State how many lines of the entries below hold the word "nubcial"; reply with nothing but the number.

****

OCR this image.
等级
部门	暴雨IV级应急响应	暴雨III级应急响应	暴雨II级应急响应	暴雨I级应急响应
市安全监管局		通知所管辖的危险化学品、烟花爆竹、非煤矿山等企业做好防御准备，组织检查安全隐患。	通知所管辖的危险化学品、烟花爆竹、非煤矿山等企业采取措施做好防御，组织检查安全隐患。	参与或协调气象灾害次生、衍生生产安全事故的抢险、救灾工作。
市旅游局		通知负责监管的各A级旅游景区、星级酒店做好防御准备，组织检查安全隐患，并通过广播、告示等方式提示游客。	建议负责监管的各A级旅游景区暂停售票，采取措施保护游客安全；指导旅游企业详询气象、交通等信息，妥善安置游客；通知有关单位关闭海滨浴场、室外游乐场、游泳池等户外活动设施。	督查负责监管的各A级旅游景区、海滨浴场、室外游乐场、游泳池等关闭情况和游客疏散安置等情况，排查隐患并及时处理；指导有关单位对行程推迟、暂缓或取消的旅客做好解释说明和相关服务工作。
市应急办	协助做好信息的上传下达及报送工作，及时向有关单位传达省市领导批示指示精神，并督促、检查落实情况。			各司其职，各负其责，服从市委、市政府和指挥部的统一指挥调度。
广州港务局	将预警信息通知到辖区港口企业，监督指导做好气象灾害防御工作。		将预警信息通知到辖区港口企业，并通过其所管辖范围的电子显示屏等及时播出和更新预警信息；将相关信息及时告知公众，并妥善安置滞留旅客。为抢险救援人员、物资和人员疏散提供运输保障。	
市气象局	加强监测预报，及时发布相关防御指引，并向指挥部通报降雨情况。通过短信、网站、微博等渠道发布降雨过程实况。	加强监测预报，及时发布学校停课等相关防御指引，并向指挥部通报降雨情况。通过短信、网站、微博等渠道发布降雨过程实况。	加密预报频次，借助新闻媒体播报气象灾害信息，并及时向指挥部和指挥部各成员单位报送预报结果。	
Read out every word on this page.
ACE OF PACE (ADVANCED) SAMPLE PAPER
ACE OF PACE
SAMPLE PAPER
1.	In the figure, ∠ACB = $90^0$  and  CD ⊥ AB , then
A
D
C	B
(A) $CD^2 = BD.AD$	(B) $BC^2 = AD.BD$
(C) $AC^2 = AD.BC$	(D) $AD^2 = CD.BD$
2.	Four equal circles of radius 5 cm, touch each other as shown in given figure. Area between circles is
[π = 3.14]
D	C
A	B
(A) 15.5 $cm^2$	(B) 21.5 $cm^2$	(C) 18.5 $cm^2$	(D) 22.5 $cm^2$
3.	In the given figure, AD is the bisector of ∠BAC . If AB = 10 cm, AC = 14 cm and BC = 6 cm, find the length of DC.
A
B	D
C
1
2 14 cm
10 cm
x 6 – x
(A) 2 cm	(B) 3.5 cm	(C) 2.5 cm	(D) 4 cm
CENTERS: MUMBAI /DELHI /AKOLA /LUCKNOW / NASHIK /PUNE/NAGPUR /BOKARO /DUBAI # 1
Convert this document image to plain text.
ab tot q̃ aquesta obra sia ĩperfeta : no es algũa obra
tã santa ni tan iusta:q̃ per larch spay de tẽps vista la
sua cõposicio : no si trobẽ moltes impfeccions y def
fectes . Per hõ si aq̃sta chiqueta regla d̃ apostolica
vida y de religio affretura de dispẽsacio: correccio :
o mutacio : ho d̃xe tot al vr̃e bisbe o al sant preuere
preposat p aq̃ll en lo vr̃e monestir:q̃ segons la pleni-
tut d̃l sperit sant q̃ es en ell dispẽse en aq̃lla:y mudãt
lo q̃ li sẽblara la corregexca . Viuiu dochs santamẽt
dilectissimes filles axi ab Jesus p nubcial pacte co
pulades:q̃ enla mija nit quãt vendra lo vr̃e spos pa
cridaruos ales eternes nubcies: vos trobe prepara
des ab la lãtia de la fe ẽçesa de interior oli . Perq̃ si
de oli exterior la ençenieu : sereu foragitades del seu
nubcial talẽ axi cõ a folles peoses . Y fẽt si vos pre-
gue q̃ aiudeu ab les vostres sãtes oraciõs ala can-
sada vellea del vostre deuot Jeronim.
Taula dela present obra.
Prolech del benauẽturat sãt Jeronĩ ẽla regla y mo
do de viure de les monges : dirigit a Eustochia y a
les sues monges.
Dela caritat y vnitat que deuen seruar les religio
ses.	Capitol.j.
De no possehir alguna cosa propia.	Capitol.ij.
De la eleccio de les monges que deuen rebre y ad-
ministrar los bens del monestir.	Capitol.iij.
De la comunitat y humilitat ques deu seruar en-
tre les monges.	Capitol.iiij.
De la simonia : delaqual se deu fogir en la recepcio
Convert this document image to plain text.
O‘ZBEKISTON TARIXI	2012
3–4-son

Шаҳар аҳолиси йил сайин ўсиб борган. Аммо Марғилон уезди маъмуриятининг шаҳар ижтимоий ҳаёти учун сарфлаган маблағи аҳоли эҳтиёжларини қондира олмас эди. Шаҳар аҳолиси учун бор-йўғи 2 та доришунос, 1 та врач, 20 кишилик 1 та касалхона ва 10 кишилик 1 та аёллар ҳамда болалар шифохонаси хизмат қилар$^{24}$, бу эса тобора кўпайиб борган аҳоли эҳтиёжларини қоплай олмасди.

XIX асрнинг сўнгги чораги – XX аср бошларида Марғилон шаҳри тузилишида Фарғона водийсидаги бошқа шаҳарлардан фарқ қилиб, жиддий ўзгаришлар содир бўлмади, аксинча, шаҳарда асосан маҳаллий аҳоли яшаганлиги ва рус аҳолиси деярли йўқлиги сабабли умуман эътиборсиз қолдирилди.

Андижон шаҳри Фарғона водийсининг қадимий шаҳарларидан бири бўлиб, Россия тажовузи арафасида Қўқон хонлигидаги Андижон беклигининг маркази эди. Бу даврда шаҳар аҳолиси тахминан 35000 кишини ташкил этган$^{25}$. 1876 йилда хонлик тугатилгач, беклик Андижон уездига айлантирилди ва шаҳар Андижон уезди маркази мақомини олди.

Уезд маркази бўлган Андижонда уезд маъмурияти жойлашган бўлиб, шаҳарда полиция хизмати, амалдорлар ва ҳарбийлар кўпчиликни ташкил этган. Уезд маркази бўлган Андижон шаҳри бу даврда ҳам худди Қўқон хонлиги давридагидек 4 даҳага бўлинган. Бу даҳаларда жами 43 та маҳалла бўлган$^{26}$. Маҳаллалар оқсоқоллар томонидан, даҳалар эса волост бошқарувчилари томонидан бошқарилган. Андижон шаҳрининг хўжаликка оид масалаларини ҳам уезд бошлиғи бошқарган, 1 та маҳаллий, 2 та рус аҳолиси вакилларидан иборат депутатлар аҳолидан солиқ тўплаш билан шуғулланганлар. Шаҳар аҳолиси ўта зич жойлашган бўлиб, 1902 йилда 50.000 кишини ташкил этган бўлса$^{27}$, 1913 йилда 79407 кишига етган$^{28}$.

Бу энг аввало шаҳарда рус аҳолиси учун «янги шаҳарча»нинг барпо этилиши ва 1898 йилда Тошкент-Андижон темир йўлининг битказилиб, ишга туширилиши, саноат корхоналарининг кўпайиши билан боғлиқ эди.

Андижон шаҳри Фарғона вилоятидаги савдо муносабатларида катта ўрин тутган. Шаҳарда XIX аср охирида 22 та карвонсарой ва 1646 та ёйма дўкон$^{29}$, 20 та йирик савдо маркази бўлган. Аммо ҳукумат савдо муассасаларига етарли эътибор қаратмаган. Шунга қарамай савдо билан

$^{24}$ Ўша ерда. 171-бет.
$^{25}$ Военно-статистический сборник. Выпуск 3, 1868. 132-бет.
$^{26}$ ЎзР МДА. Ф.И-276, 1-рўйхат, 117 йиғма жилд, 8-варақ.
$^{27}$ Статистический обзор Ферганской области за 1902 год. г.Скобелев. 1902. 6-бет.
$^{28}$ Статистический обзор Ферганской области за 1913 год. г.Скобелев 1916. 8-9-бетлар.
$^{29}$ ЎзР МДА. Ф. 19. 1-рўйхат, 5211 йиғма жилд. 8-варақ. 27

****

**FULL OUTPUT:** 2